MATERIAL FOR THIS TASK

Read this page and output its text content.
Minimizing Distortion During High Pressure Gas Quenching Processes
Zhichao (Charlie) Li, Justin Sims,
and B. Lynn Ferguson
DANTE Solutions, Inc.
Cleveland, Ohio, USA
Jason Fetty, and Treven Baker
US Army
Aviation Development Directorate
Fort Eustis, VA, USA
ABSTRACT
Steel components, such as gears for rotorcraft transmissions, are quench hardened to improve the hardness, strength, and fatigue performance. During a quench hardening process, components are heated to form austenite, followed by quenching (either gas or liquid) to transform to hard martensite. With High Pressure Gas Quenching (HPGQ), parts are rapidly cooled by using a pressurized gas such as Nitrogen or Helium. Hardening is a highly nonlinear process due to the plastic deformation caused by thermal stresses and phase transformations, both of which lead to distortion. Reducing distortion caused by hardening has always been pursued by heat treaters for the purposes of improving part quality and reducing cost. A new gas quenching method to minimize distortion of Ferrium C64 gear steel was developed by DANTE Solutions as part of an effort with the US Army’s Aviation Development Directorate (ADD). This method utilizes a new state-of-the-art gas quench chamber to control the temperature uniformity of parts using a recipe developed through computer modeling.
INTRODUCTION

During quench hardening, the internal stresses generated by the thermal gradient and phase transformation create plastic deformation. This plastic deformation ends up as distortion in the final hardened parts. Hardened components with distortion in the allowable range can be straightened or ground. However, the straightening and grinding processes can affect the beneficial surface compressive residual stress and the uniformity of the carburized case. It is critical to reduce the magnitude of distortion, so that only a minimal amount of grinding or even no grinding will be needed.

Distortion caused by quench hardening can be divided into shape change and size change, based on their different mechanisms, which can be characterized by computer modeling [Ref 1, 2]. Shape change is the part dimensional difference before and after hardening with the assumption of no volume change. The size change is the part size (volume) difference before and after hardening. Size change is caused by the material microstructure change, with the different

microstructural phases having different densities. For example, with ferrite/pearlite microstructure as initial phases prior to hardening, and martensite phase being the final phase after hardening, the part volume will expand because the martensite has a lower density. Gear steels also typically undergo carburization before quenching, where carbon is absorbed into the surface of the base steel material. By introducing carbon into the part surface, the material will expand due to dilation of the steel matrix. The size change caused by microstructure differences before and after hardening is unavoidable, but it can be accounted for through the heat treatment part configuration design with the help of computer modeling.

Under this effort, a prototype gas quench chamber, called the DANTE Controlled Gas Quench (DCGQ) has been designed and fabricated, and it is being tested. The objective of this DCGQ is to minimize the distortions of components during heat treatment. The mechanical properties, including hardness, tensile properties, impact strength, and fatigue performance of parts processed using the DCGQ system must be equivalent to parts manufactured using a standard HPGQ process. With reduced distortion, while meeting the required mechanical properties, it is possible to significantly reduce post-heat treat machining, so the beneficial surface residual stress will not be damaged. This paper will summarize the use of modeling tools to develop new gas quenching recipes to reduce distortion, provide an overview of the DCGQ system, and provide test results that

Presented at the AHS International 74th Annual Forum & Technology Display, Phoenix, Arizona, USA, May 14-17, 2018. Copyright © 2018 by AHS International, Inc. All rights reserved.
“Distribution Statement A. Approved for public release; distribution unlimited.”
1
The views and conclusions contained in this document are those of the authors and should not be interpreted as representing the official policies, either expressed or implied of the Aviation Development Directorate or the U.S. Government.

GIVEN TASK
Track down every line of the material containing the string "before", and copy it.

RESULT OF THIS TASK
Distortion caused by quench hardening can be divided into shape change and size change, based on their different mechanisms, which can be characterized by computer modeling [Ref 1, 2]. Shape change is the part dimensional difference before and after hardening with the assumption of no volume change. The size change is the part size (volume) difference before and after hardening. Size change is caused by the material microstructure change, with the different
microstructural phases having different densities. For example, with ferrite/pearlite microstructure as initial phases prior to hardening, and martensite phase being the final phase after hardening, the part volume will expand because the martensite has a lower density. Gear steels also typically undergo carburization before quenching, where carbon is absorbed into the surface of the base steel material. By introducing carbon into the part surface, the material will expand due to dilation of the steel matrix. The size change caused by microstructure differences before and after hardening is unavoidable, but it can be accounted for through the heat treatment part configuration design with the help of computer modeling.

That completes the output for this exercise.